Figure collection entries
***

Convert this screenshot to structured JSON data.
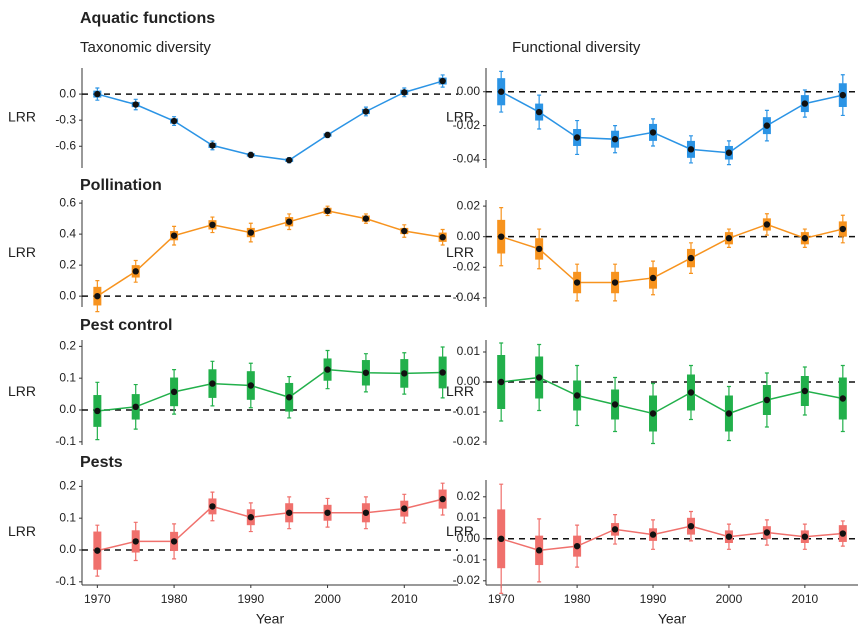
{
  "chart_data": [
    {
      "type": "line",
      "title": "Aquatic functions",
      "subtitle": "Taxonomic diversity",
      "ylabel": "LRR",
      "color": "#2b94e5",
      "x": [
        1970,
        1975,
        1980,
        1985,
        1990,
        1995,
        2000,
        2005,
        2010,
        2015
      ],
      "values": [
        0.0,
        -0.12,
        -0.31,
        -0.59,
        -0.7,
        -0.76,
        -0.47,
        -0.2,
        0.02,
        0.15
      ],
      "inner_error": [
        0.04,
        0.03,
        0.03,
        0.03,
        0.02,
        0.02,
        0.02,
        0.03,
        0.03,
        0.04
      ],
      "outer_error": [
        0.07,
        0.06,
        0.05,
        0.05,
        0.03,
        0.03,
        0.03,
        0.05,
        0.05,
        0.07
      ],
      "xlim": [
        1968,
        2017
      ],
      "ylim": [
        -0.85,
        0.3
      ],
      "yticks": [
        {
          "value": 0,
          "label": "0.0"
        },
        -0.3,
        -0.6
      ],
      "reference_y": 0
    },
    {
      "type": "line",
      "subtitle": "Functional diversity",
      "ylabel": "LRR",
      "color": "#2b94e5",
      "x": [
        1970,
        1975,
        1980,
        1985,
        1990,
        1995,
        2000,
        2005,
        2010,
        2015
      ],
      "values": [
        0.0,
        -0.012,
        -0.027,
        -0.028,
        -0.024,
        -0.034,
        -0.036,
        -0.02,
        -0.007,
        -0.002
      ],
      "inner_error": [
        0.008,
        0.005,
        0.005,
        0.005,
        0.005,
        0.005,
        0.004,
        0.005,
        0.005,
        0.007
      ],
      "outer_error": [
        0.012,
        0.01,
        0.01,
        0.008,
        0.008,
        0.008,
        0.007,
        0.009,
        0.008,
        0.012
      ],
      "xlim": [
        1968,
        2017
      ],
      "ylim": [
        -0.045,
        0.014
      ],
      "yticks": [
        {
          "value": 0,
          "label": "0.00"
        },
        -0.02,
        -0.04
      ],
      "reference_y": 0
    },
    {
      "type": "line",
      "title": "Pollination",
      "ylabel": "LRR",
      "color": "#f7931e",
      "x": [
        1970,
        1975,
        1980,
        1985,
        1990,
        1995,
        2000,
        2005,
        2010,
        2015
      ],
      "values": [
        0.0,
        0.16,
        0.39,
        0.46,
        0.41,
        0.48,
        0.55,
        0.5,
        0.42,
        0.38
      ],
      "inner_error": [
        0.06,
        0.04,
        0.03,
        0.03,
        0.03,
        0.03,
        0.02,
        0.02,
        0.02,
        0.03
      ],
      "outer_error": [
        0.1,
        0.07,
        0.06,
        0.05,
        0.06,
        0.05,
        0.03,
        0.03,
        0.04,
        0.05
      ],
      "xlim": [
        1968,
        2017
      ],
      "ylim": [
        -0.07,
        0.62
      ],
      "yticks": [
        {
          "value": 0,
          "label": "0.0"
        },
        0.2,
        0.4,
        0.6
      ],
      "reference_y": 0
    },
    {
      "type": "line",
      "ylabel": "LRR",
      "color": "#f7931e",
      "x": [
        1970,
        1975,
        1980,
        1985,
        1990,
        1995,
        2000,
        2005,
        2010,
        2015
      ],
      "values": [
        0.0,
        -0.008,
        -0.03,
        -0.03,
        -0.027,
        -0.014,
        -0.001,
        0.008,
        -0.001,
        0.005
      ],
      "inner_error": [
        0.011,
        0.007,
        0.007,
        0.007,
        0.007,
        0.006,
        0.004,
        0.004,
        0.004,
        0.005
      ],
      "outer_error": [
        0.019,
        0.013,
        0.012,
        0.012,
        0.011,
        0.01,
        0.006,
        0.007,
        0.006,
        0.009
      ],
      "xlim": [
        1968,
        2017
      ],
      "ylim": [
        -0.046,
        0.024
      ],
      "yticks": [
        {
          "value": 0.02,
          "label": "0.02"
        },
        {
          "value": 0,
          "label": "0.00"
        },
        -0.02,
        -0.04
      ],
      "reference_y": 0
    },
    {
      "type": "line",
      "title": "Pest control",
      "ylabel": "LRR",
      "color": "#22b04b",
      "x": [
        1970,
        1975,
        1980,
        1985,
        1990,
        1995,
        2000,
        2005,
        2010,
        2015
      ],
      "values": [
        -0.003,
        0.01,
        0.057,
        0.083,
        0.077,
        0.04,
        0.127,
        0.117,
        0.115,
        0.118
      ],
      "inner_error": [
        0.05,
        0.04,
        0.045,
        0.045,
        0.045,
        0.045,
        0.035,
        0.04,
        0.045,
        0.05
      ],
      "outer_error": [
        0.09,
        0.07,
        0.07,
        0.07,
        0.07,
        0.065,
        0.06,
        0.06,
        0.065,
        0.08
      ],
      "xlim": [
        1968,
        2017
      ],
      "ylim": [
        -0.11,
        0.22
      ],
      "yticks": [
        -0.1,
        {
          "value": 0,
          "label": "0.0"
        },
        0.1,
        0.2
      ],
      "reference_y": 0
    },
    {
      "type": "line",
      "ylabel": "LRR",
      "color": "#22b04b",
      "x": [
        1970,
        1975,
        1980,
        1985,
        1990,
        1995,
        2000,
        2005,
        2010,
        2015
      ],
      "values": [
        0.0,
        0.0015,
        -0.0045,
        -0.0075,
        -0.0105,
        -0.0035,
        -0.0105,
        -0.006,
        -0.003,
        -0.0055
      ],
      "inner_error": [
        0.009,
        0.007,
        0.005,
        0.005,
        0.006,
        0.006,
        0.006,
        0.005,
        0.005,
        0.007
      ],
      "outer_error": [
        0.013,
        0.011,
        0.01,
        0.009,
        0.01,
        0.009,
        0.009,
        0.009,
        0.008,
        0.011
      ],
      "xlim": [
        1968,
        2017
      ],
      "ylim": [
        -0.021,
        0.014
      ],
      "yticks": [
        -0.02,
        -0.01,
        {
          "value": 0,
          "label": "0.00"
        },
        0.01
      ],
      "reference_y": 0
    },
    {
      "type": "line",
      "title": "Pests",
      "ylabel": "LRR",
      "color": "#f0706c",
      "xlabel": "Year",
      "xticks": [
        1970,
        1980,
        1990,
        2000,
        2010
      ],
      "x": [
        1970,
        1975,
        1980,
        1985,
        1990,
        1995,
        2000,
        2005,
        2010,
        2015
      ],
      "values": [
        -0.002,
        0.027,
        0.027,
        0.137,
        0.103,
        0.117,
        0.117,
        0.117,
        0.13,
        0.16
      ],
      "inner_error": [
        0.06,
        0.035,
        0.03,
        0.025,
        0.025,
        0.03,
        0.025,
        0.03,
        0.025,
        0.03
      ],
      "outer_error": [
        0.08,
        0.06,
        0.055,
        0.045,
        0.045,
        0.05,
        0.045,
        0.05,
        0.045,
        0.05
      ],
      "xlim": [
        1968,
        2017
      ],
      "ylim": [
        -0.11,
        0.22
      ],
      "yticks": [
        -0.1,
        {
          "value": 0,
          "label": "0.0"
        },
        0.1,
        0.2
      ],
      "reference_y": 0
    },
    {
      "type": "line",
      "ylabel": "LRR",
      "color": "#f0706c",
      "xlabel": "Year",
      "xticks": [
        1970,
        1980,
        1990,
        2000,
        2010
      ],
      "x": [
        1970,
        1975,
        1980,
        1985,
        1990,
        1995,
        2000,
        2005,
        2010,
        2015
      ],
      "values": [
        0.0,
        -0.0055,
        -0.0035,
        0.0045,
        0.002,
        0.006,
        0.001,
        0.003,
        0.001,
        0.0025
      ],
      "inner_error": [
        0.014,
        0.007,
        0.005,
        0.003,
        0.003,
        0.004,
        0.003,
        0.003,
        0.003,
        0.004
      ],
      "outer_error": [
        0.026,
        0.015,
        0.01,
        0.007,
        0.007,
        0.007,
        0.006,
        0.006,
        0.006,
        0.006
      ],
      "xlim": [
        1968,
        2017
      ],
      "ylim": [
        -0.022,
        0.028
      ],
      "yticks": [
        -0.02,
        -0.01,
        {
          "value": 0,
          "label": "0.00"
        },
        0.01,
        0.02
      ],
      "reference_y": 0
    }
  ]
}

***

### PROBLEM
Pull every line containing the word "diversity" out of the material and copy it.

### RESPONSE
      "subtitle": "Taxonomic diversity",
      "subtitle": "Functional diversity",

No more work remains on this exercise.